### Request
Take the lines from the one with "What text is on this page?" to the end of the listing, both ends included, and quote them exactly, leaving pictures out.

### Raw data
>>>>>
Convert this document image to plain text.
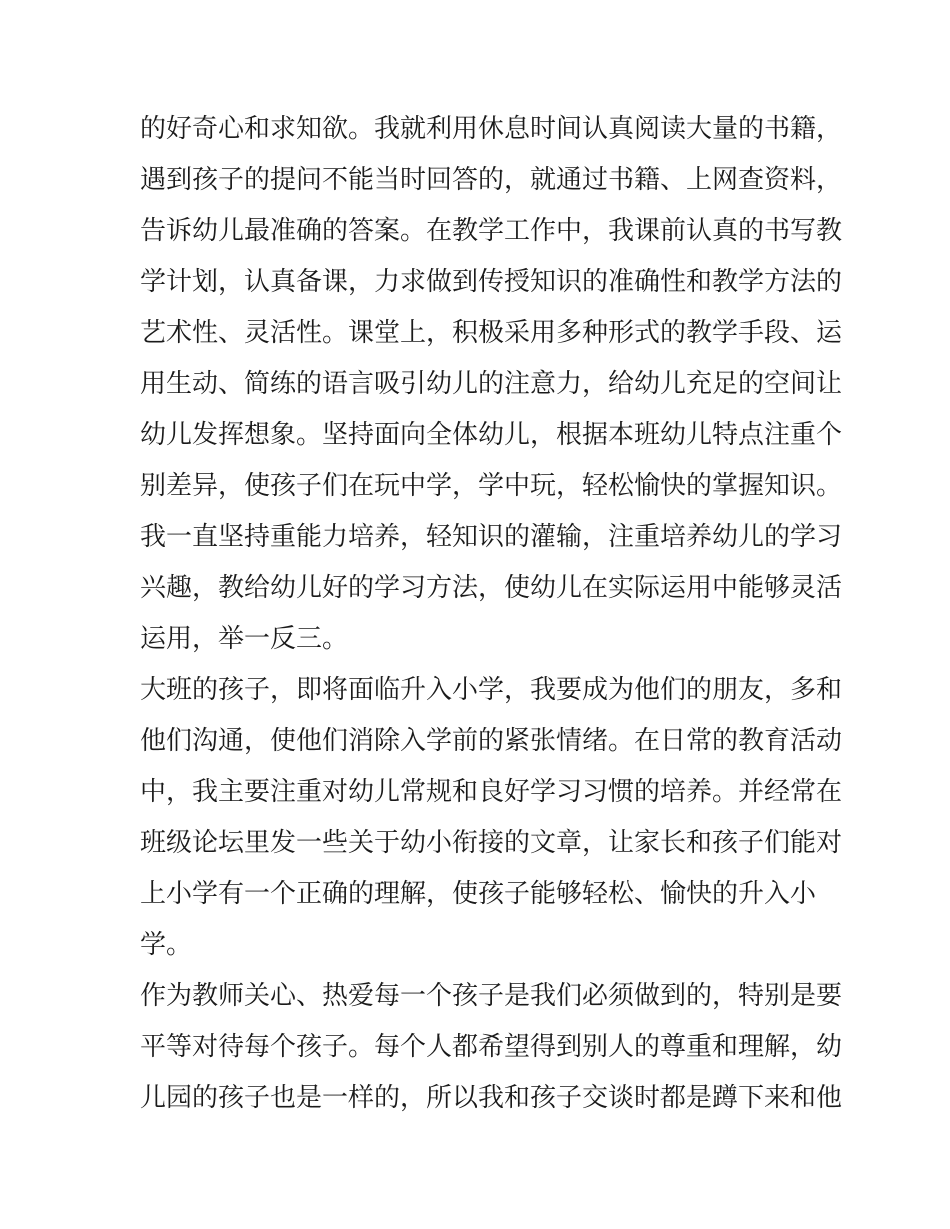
的好奇心和求知欲。我就利用休息时间认真阅读大量的书籍，
遇到孩子的提问不能当时回答的，就通过书籍、上网查资料，
告诉幼儿最准确的答案。在教学工作中，我课前认真的书写教
学计划，认真备课，力求做到传授知识的准确性和教学方法的
艺术性、灵活性。课堂上，积极采用多种形式的教学手段、运
用生动、简练的语言吸引幼儿的注意力，给幼儿充足的空间让
幼儿发挥想象。坚持面向全体幼儿，根据本班幼儿特点注重个
别差异，使孩子们在玩中学，学中玩，轻松愉快的掌握知识。
我一直坚持重能力培养，轻知识的灌输，注重培养幼儿的学习
兴趣，教给幼儿好的学习方法，使幼儿在实际运用中能够灵活
运用，举一反三。
大班的孩子，即将面临升入小学，我要成为他们的朋友，多和
他们沟通，使他们消除入学前的紧张情绪。在日常的教育活动
中，我主要注重对幼儿常规和良好学习习惯的培养。并经常在
班级论坛里发一些关于幼小衔接的文章，让家长和孩子们能对
上小学有一个正确的理解，使孩子能够轻松、愉快的升入小
学。
作为教师关心、热爱每一个孩子是我们必须做到的，特别是要
平等对待每个孩子。每个人都希望得到别人的尊重和理解，幼
儿园的孩子也是一样的，所以我和孩子交谈时都是蹲下来和他
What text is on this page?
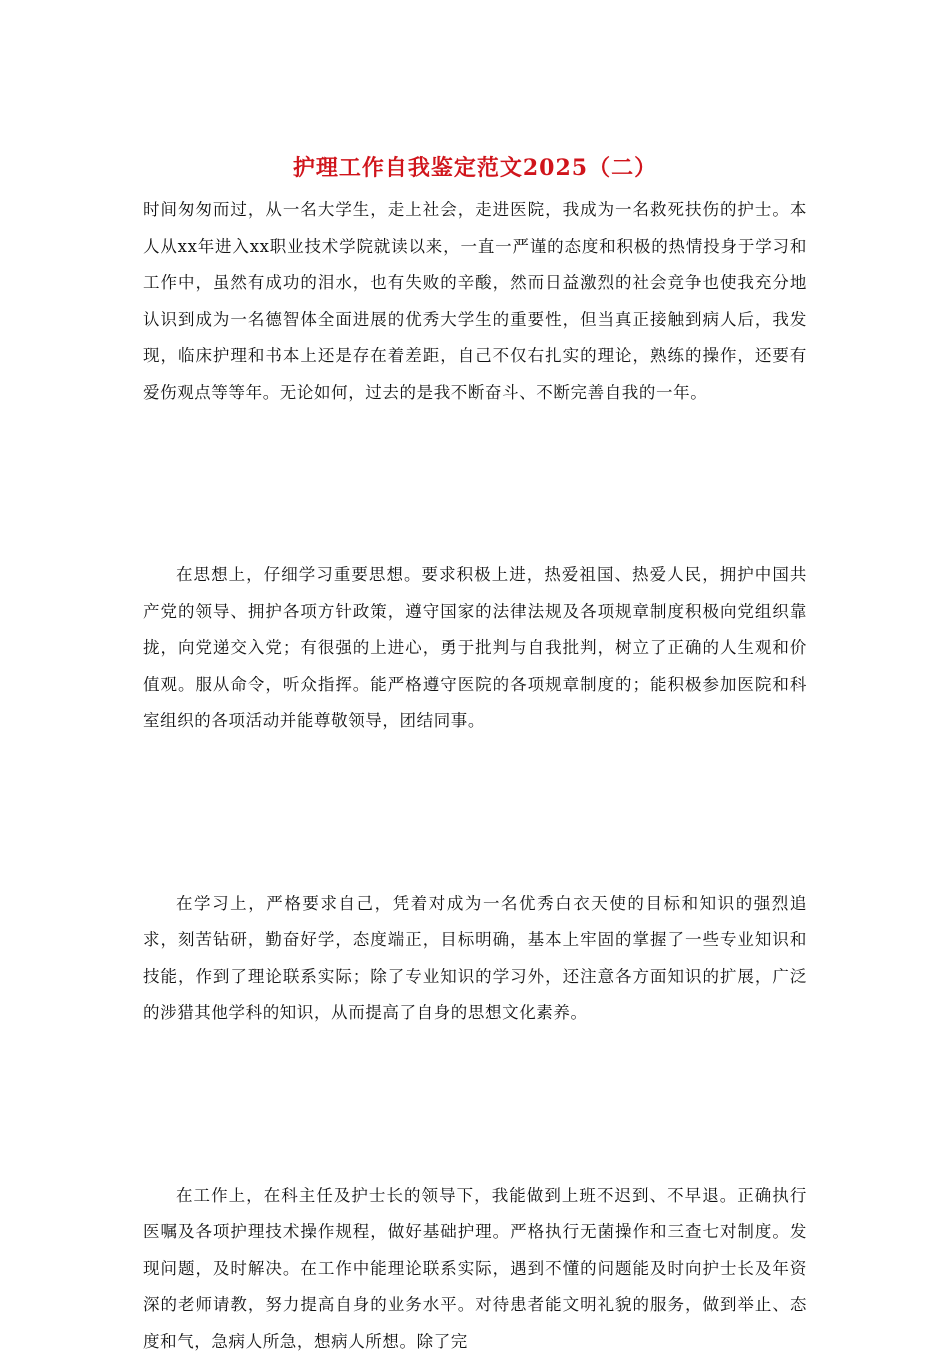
护理工作自我鉴定范文2025（二）

时间匆匆而过，从一名大学生，走上社会，走进医院，我成为一名救死扶伤的护士。本人从xx年进入xx职业技术学院就读以来，一直一严谨的态度和积极的热情投身于学习和工作中，虽然有成功的泪水，也有失败的辛酸，然而日益激烈的社会竞争也使我充分地认识到成为一名德智体全面进展的优秀大学生的重要性，但当真正接触到病人后，我发现，临床护理和书本上还是存在着差距，自己不仅右扎实的理论，熟练的操作，还要有爱伤观点等等年。无论如何，过去的是我不断奋斗、不断完善自我的一年。

在思想上，仔细学习重要思想。要求积极上进，热爱祖国、热爱人民，拥护中国共产党的领导、拥护各项方针政策，遵守国家的法律法规及各项规章制度积极向党组织靠拢，向党递交入党；有很强的上进心，勇于批判与自我批判，树立了正确的人生观和价值观。服从命令，听众指挥。能严格遵守医院的各项规章制度的；能积极参加医院和科室组织的各项活动并能尊敬领导，团结同事。

在学习上，严格要求自己，凭着对成为一名优秀白衣天使的目标和知识的强烈追求，刻苦钻研，勤奋好学，态度端正，目标明确，基本上牢固的掌握了一些专业知识和技能，作到了理论联系实际；除了专业知识的学习外，还注意各方面知识的扩展，广泛的涉猎其他学科的知识，从而提高了自身的思想文化素养。

在工作上，在科主任及护士长的领导下，我能做到上班不迟到、不早退。正确执行医嘱及各项护理技术操作规程，做好基础护理。严格执行无菌操作和三查七对制度。发现问题，及时解决。在工作中能理论联系实际，遇到不懂的问题能及时向护士长及年资深的老师请教，努力提高自身的业务水平。对待患者能文明礼貌的服务，做到举止、态度和气，急病人所急，想病人所想。除了完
<<<<<
### Completed task
What text is on this page?
护理工作自我鉴定范文2025（二）

时间匆匆而过，从一名大学生，走上社会，走进医院，我成为一名救死扶伤的护士。本人从xx年进入xx职业技术学院就读以来，一直一严谨的态度和积极的热情投身于学习和工作中，虽然有成功的泪水，也有失败的辛酸，然而日益激烈的社会竞争也使我充分地认识到成为一名德智体全面进展的优秀大学生的重要性，但当真正接触到病人后，我发现，临床护理和书本上还是存在着差距，自己不仅右扎实的理论，熟练的操作，还要有爱伤观点等等年。无论如何，过去的是我不断奋斗、不断完善自我的一年。

在思想上，仔细学习重要思想。要求积极上进，热爱祖国、热爱人民，拥护中国共产党的领导、拥护各项方针政策，遵守国家的法律法规及各项规章制度积极向党组织靠拢，向党递交入党；有很强的上进心，勇于批判与自我批判，树立了正确的人生观和价值观。服从命令，听众指挥。能严格遵守医院的各项规章制度的；能积极参加医院和科室组织的各项活动并能尊敬领导，团结同事。

在学习上，严格要求自己，凭着对成为一名优秀白衣天使的目标和知识的强烈追求，刻苦钻研，勤奋好学，态度端正，目标明确，基本上牢固的掌握了一些专业知识和技能，作到了理论联系实际；除了专业知识的学习外，还注意各方面知识的扩展，广泛的涉猎其他学科的知识，从而提高了自身的思想文化素养。

在工作上，在科主任及护士长的领导下，我能做到上班不迟到、不早退。正确执行医嘱及各项护理技术操作规程，做好基础护理。严格执行无菌操作和三查七对制度。发现问题，及时解决。在工作中能理论联系实际，遇到不懂的问题能及时向护士长及年资深的老师请教，努力提高自身的业务水平。对待患者能文明礼貌的服务，做到举止、态度和气，急病人所急，想病人所想。除了完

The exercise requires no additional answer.